▶ _Instructions for the task_: Reproduce everything in the article on the proposed EEO-1 report changes from "EEOC Proposed Changes" down to "hours worked data.".

▶ _Page extract_:
==============================

EEOC Proposed Changes to EEO-1 Report: Take a Closer Look at Pay Programs

By Tom Hurley

The U.S. Equal Employment Opportunity Commission (“EEOC”) is responsible for enforcing federal laws that make it illegal to discriminate against a job applicant or an employee because of the person's race, color, religion, sex, national origin, age, disability or genetic information. Companies with 100 or more employees and federal government contractors with 50 or more employers are required to file an Employer Information Report (“EEO-1 report”) annually with the EEOC. On January 29, 2016, the EEOC announced a proposed revision to the EEO-1 report to include W-2 earnings and hours worked data.

The current EEO-1 report requires employers to tally and report the number of workers they have by job category and then by ethnicity, race, and sex. In February 2016, the EEOC released the detailed proposed changes and a sample of the proposed form.

The proposal requires companies to disclose the number of employees and total hours worked by job categories and annual salary bands. The EEOC believes this new data will assist them in identifying possible pay discrimination and assist employers in promoting equal pay in their workplaces.
If the proposal is approved, then companies will be required to use the new reporting form beginning in 2017. This exercise may bring about questions regarding the pay structure, so it is recommended that companies take a look at what they have today. Get out ahead of the issue before questions start coming down from executives and board members.

A best practices approach to a review includes the following:
Compensation Strategy – Document how the company wants to pay employees. The strategy document is the compass used to guide disciplined pay design, administration and governance. The goal of many organizations is to deliver competitive pay that aligns with the market and rewards employees for company performance linked to individual contributions.

==============================

Stored data entries:

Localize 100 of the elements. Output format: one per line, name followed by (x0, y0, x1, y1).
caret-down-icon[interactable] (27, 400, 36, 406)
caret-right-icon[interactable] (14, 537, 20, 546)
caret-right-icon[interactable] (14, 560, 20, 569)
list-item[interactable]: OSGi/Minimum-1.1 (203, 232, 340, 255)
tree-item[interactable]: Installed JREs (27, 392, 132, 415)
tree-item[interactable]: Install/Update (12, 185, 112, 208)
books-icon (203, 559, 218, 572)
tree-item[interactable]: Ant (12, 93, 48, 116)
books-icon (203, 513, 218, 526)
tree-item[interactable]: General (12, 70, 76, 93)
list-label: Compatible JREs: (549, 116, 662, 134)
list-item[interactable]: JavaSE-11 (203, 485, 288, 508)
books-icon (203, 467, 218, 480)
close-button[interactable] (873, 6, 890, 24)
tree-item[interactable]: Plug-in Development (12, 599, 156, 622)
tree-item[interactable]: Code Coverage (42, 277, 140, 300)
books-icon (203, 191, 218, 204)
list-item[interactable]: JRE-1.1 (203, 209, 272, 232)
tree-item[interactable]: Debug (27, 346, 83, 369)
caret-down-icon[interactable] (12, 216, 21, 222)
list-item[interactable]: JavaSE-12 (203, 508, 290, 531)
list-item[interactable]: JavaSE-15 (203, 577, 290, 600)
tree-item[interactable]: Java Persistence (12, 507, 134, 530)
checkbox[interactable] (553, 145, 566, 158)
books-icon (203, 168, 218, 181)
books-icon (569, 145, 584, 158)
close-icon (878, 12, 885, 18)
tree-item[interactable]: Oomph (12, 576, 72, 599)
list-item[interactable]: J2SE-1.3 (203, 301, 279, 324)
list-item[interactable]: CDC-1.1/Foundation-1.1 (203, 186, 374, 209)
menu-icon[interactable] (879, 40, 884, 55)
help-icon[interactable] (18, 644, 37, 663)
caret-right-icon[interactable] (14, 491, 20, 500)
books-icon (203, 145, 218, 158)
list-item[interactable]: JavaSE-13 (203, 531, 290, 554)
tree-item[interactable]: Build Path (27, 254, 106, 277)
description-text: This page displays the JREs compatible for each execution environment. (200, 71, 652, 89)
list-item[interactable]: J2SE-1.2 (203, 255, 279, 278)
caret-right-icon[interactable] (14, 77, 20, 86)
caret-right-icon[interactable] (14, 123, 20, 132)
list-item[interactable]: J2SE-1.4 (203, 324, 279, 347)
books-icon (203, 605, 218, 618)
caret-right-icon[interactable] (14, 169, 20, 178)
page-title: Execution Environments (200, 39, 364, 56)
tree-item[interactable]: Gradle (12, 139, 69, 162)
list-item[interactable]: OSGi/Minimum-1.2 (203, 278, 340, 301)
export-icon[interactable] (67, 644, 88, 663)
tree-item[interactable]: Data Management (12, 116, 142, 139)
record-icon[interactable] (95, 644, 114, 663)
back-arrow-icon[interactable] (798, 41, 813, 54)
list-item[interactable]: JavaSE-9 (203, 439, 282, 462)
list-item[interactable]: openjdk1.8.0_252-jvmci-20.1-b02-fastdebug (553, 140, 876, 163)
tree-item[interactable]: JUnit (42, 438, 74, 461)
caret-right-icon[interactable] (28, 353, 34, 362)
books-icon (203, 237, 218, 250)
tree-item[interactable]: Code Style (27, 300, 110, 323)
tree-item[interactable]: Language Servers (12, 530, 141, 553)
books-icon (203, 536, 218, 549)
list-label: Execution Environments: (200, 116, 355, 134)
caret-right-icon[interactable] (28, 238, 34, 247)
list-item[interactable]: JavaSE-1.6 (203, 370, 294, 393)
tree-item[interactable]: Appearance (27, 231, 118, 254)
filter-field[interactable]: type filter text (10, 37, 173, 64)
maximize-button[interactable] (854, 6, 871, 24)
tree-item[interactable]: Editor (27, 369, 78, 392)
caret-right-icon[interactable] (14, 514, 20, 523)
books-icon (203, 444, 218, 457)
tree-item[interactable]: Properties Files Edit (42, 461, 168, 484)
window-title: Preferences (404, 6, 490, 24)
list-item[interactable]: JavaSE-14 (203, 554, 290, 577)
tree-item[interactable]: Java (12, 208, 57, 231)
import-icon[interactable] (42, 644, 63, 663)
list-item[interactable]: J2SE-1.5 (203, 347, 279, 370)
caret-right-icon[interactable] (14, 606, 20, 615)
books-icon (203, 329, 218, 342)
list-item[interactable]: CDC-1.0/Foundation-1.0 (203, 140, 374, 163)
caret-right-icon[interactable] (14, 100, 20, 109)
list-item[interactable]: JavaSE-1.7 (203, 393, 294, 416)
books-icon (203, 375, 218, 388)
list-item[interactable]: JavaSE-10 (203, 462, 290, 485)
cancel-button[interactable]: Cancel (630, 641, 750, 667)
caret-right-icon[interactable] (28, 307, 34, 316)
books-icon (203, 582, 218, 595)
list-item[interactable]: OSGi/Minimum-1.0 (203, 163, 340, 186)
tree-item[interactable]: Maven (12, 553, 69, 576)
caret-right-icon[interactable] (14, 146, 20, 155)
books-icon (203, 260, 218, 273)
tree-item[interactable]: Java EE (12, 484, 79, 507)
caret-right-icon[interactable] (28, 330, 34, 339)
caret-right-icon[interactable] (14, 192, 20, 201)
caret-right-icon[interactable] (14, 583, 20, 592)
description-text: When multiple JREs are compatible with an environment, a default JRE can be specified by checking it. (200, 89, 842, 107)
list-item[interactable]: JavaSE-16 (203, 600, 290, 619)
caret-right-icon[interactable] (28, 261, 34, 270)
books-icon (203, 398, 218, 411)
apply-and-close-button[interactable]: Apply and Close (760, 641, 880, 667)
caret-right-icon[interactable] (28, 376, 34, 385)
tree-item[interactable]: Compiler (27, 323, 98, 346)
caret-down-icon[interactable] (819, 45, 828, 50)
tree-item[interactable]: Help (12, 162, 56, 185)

==============================

▶ _Answer section_:
EEOC Proposed Changes to EEO-1 Report: Take a Closer Look at Pay Programs

By Tom Hurley

The U.S. Equal Employment Opportunity Commission (“EEOC”) is responsible for enforcing federal laws that make it illegal to discriminate against a job applicant or an employee because of the person's race, color, religion, sex, national origin, age, disability or genetic information. Companies with 100 or more employees and federal government contractors with 50 or more employers are required to file an Employer Information Report (“EEO-1 report”) annually with the EEOC. On January 29, 2016, the EEOC announced a proposed revision to the EEO-1 report to include W-2 earnings and hours worked data.